GIVEN PROBLEM =>
Emit the entire listing verbatim.

==== PROVIDED MATERIAL

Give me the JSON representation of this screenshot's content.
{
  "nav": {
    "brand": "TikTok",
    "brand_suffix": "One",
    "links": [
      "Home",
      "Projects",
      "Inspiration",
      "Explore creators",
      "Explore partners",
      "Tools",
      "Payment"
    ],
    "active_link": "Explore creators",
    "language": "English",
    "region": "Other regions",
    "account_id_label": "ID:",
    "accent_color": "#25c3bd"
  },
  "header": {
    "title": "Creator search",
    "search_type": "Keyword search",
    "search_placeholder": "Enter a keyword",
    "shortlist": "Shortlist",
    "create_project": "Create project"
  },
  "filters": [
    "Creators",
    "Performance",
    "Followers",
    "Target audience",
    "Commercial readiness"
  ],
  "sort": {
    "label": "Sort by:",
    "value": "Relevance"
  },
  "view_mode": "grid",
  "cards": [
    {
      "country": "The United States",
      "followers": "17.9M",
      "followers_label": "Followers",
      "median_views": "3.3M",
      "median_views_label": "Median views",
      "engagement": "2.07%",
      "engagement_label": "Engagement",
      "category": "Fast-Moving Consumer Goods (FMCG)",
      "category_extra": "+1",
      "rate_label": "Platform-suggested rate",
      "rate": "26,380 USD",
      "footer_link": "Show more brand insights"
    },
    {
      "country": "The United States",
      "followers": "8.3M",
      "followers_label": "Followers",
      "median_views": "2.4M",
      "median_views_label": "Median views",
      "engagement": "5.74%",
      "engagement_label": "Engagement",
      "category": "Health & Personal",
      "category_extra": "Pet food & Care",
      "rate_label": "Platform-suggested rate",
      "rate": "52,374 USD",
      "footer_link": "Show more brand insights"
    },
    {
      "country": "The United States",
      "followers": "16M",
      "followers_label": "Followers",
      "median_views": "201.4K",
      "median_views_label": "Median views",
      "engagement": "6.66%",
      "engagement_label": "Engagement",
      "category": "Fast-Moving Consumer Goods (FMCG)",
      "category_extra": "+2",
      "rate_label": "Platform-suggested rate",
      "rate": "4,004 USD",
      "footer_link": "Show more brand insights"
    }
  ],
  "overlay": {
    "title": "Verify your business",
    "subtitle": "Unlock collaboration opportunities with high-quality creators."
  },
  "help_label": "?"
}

========

RESPONSE =>
Give me the JSON representation of this screenshot's content.
{
  "nav": {
    "brand": "TikTok",
    "brand_suffix": "One",
    "links": [
      "Home",
      "Projects",
      "Inspiration",
      "Explore creators",
      "Explore partners",
      "Tools",
      "Payment"
    ],
    "active_link": "Explore creators",
    "language": "English",
    "region": "Other regions",
    "account_id_label": "ID:",
    "accent_color": "#25c3bd"
  },
  "header": {
    "title": "Creator search",
    "search_type": "Keyword search",
    "search_placeholder": "Enter a keyword",
    "shortlist": "Shortlist",
    "create_project": "Create project"
  },
  "filters": [
    "Creators",
    "Performance",
    "Followers",
    "Target audience",
    "Commercial readiness"
  ],
  "sort": {
    "label": "Sort by:",
    "value": "Relevance"
  },
  "view_mode": "grid",
  "cards": [
    {
      "country": "The United States",
      "followers": "17.9M",
      "followers_label": "Followers",
      "median_views": "3.3M",
      "median_views_label": "Median views",
      "engagement": "2.07%",
      "engagement_label": "Engagement",
      "category": "Fast-Moving Consumer Goods (FMCG)",
      "category_extra": "+1",
      "rate_label": "Platform-suggested rate",
      "rate": "26,380 USD",
      "footer_link": "Show more brand insights"
    },
    {
      "country": "The United States",
      "followers": "8.3M",
      "followers_label": "Followers",
      "median_views": "2.4M",
      "median_views_label": "Median views",
      "engagement": "5.74%",
      "engagement_label": "Engagement",
      "category": "Health & Personal",
      "category_extra": "Pet food & Care",
      "rate_label": "Platform-suggested rate",
      "rate": "52,374 USD",
      "footer_link": "Show more brand insights"
    },
    {
      "country": "The United States",
      "followers": "16M",
      "followers_label": "Followers",
      "median_views": "201.4K",
      "median_views_label": "Median views",
      "engagement": "6.66%",
      "engagement_label": "Engagement",
      "category": "Fast-Moving Consumer Goods (FMCG)",
      "category_extra": "+2",
      "rate_label": "Platform-suggested rate",
      "rate": "4,004 USD",
      "footer_link": "Show more brand insights"
    }
  ],
  "overlay": {
    "title": "Verify your business",
    "subtitle": "Unlock collaboration opportunities with high-quality creators."
  },
  "help_label": "?"
}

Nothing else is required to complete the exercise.